___ Available data

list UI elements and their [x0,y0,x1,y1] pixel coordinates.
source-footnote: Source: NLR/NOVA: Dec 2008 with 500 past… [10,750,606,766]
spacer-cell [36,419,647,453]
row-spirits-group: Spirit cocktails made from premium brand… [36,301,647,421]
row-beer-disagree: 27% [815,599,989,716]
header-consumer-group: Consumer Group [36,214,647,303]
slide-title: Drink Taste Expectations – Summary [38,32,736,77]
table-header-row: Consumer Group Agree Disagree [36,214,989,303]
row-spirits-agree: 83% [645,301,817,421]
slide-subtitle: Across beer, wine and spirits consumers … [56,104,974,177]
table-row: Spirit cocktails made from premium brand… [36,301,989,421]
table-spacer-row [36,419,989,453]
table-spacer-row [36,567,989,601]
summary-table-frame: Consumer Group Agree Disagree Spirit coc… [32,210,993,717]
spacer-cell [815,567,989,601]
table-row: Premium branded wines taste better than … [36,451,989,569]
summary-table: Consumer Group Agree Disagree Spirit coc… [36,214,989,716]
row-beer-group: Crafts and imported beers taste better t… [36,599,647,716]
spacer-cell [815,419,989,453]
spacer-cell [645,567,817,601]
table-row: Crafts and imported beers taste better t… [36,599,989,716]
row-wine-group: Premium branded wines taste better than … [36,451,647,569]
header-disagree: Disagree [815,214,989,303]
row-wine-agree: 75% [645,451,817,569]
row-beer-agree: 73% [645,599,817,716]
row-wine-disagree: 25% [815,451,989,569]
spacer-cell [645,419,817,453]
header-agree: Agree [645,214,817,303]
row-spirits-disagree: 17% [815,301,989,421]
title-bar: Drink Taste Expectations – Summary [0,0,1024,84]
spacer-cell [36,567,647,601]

______

» Short exercise: Copy out every item again, substituting "blank-cell" for "spacer-cell" wherever it occurs and leaving everything else unchanged.

» Reply:
list UI elements and their [x0,y0,x1,y1] pixel coordinates.
source-footnote: Source: NLR/NOVA: Dec 2008 with 500 past… [10,750,606,766]
blank-cell [36,419,647,453]
row-spirits-group: Spirit cocktails made from premium brand… [36,301,647,421]
row-beer-disagree: 27% [815,599,989,716]
header-consumer-group: Consumer Group [36,214,647,303]
slide-title: Drink Taste Expectations – Summary [38,32,736,77]
table-header-row: Consumer Group Agree Disagree [36,214,989,303]
row-spirits-agree: 83% [645,301,817,421]
slide-subtitle: Across beer, wine and spirits consumers … [56,104,974,177]
table-row: Spirit cocktails made from premium brand… [36,301,989,421]
table-spacer-row [36,419,989,453]
table-spacer-row [36,567,989,601]
summary-table-frame: Consumer Group Agree Disagree Spirit coc… [32,210,993,717]
blank-cell [815,567,989,601]
table-row: Premium branded wines taste better than … [36,451,989,569]
summary-table: Consumer Group Agree Disagree Spirit coc… [36,214,989,716]
row-beer-group: Crafts and imported beers taste better t… [36,599,647,716]
blank-cell [815,419,989,453]
blank-cell [645,567,817,601]
table-row: Crafts and imported beers taste better t… [36,599,989,716]
row-wine-group: Premium branded wines taste better than … [36,451,647,569]
header-disagree: Disagree [815,214,989,303]
row-wine-agree: 75% [645,451,817,569]
row-beer-agree: 73% [645,599,817,716]
row-wine-disagree: 25% [815,451,989,569]
blank-cell [645,419,817,453]
header-agree: Agree [645,214,817,303]
row-spirits-disagree: 17% [815,301,989,421]
title-bar: Drink Taste Expectations – Summary [0,0,1024,84]
blank-cell [36,567,647,601]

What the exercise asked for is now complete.